Each line should be copied exactly.
* start *
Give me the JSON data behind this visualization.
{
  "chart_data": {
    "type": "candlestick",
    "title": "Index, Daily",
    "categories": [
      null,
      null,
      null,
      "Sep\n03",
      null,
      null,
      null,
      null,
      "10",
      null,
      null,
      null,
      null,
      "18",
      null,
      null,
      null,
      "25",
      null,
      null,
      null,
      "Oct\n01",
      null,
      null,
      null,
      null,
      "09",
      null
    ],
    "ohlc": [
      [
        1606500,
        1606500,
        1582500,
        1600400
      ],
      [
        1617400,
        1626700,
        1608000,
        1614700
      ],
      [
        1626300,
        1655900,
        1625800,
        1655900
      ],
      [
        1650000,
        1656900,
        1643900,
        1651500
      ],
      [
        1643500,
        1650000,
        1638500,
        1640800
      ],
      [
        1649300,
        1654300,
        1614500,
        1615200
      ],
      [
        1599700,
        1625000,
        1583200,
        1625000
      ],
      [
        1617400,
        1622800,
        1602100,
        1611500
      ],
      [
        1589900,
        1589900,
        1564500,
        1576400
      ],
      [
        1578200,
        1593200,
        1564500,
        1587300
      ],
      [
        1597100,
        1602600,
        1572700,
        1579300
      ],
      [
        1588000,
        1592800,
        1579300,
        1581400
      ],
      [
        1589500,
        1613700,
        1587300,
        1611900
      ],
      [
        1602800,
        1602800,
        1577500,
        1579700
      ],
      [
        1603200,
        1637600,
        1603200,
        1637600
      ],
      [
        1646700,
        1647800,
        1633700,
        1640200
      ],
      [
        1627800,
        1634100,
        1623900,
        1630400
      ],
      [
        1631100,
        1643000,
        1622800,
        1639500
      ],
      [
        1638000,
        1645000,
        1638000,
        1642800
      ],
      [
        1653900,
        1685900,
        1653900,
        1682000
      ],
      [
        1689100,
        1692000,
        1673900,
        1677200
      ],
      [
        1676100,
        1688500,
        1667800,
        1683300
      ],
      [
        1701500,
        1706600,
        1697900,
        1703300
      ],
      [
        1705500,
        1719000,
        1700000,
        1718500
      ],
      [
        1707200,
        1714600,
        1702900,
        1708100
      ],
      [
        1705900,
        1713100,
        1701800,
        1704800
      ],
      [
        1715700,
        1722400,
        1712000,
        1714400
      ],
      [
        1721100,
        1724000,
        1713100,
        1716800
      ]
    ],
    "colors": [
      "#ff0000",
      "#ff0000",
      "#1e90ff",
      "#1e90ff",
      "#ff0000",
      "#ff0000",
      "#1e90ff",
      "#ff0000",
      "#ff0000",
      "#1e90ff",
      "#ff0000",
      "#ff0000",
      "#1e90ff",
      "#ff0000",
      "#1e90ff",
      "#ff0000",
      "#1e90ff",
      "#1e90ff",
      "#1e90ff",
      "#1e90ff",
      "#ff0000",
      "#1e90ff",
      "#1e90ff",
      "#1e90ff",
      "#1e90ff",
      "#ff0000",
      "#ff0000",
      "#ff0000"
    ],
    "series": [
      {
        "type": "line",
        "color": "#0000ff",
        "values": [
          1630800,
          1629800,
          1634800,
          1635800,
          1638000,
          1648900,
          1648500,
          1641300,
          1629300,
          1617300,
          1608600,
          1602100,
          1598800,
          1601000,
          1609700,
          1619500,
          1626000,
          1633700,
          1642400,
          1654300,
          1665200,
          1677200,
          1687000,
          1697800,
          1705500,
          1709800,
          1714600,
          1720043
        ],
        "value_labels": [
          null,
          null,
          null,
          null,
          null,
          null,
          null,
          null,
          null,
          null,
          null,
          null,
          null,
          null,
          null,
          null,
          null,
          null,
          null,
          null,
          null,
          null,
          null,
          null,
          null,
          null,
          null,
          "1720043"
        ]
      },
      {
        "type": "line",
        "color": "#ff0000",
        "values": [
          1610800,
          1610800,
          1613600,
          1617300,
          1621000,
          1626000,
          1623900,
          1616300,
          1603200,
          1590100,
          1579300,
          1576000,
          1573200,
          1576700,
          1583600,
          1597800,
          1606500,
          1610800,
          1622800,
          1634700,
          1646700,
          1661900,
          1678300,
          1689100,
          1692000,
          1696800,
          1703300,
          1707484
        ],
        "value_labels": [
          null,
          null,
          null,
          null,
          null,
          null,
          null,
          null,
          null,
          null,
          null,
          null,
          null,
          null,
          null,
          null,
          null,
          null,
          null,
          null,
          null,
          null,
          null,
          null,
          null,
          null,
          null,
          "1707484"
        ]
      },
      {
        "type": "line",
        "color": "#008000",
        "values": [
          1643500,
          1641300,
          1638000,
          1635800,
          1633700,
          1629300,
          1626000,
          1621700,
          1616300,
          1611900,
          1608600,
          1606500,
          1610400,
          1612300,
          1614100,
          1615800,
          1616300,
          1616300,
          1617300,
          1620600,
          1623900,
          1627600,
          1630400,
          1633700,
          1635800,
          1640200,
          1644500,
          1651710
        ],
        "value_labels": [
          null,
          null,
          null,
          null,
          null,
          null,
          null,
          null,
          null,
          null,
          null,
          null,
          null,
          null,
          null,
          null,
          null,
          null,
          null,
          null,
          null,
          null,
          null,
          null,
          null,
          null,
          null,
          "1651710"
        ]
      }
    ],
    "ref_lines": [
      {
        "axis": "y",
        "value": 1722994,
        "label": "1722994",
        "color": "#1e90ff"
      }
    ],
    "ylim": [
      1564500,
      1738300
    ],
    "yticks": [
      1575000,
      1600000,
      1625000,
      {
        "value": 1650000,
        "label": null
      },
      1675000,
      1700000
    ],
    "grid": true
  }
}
* end *
▶ _Completed exercise_:
Give me the JSON data behind this visualization.
{
  "chart_data": {
    "type": "candlestick",
    "title": "Index, Daily",
    "categories": [
      null,
      null,
      null,
      "Sep\n03",
      null,
      null,
      null,
      null,
      "10",
      null,
      null,
      null,
      null,
      "18",
      null,
      null,
      null,
      "25",
      null,
      null,
      null,
      "Oct\n01",
      null,
      null,
      null,
      null,
      "09",
      null
    ],
    "ohlc": [
      [
        1606500,
        1606500,
        1582500,
        1600400
      ],
      [
        1617400,
        1626700,
        1608000,
        1614700
      ],
      [
        1626300,
        1655900,
        1625800,
        1655900
      ],
      [
        1650000,
        1656900,
        1643900,
        1651500
      ],
      [
        1643500,
        1650000,
        1638500,
        1640800
      ],
      [
        1649300,
        1654300,
        1614500,
        1615200
      ],
      [
        1599700,
        1625000,
        1583200,
        1625000
      ],
      [
        1617400,
        1622800,
        1602100,
        1611500
      ],
      [
        1589900,
        1589900,
        1564500,
        1576400
      ],
      [
        1578200,
        1593200,
        1564500,
        1587300
      ],
      [
        1597100,
        1602600,
        1572700,
        1579300
      ],
      [
        1588000,
        1592800,
        1579300,
        1581400
      ],
      [
        1589500,
        1613700,
        1587300,
        1611900
      ],
      [
        1602800,
        1602800,
        1577500,
        1579700
      ],
      [
        1603200,
        1637600,
        1603200,
        1637600
      ],
      [
        1646700,
        1647800,
        1633700,
        1640200
      ],
      [
        1627800,
        1634100,
        1623900,
        1630400
      ],
      [
        1631100,
        1643000,
        1622800,
        1639500
      ],
      [
        1638000,
        1645000,
        1638000,
        1642800
      ],
      [
        1653900,
        1685900,
        1653900,
        1682000
      ],
      [
        1689100,
        1692000,
        1673900,
        1677200
      ],
      [
        1676100,
        1688500,
        1667800,
        1683300
      ],
      [
        1701500,
        1706600,
        1697900,
        1703300
      ],
      [
        1705500,
        1719000,
        1700000,
        1718500
      ],
      [
        1707200,
        1714600,
        1702900,
        1708100
      ],
      [
        1705900,
        1713100,
        1701800,
        1704800
      ],
      [
        1715700,
        1722400,
        1712000,
        1714400
      ],
      [
        1721100,
        1724000,
        1713100,
        1716800
      ]
    ],
    "colors": [
      "#ff0000",
      "#ff0000",
      "#1e90ff",
      "#1e90ff",
      "#ff0000",
      "#ff0000",
      "#1e90ff",
      "#ff0000",
      "#ff0000",
      "#1e90ff",
      "#ff0000",
      "#ff0000",
      "#1e90ff",
      "#ff0000",
      "#1e90ff",
      "#ff0000",
      "#1e90ff",
      "#1e90ff",
      "#1e90ff",
      "#1e90ff",
      "#ff0000",
      "#1e90ff",
      "#1e90ff",
      "#1e90ff",
      "#1e90ff",
      "#ff0000",
      "#ff0000",
      "#ff0000"
    ],
    "series": [
      {
        "type": "line",
        "color": "#0000ff",
        "values": [
          1630800,
          1629800,
          1634800,
          1635800,
          1638000,
          1648900,
          1648500,
          1641300,
          1629300,
          1617300,
          1608600,
          1602100,
          1598800,
          1601000,
          1609700,
          1619500,
          1626000,
          1633700,
          1642400,
          1654300,
          1665200,
          1677200,
          1687000,
          1697800,
          1705500,
          1709800,
          1714600,
          1720043
        ],
        "value_labels": [
          null,
          null,
          null,
          null,
          null,
          null,
          null,
          null,
          null,
          null,
          null,
          null,
          null,
          null,
          null,
          null,
          null,
          null,
          null,
          null,
          null,
          null,
          null,
          null,
          null,
          null,
          null,
          "1720043"
        ]
      },
      {
        "type": "line",
        "color": "#ff0000",
        "values": [
          1610800,
          1610800,
          1613600,
          1617300,
          1621000,
          1626000,
          1623900,
          1616300,
          1603200,
          1590100,
          1579300,
          1576000,
          1573200,
          1576700,
          1583600,
          1597800,
          1606500,
          1610800,
          1622800,
          1634700,
          1646700,
          1661900,
          1678300,
          1689100,
          1692000,
          1696800,
          1703300,
          1707484
        ],
        "value_labels": [
          null,
          null,
          null,
          null,
          null,
          null,
          null,
          null,
          null,
          null,
          null,
          null,
          null,
          null,
          null,
          null,
          null,
          null,
          null,
          null,
          null,
          null,
          null,
          null,
          null,
          null,
          null,
          "1707484"
        ]
      },
      {
        "type": "line",
        "color": "#008000",
        "values": [
          1643500,
          1641300,
          1638000,
          1635800,
          1633700,
          1629300,
          1626000,
          1621700,
          1616300,
          1611900,
          1608600,
          1606500,
          1610400,
          1612300,
          1614100,
          1615800,
          1616300,
          1616300,
          1617300,
          1620600,
          1623900,
          1627600,
          1630400,
          1633700,
          1635800,
          1640200,
          1644500,
          1651710
        ],
        "value_labels": [
          null,
          null,
          null,
          null,
          null,
          null,
          null,
          null,
          null,
          null,
          null,
          null,
          null,
          null,
          null,
          null,
          null,
          null,
          null,
          null,
          null,
          null,
          null,
          null,
          null,
          null,
          null,
          "1651710"
        ]
      }
    ],
    "ref_lines": [
      {
        "axis": "y",
        "value": 1722994,
        "label": "1722994",
        "color": "#1e90ff"
      }
    ],
    "ylim": [
      1564500,
      1738300
    ],
    "yticks": [
      1575000,
      1600000,
      1625000,
      {
        "value": 1650000,
        "label": null
      },
      1675000,
      1700000
    ],
    "grid": true
  }
}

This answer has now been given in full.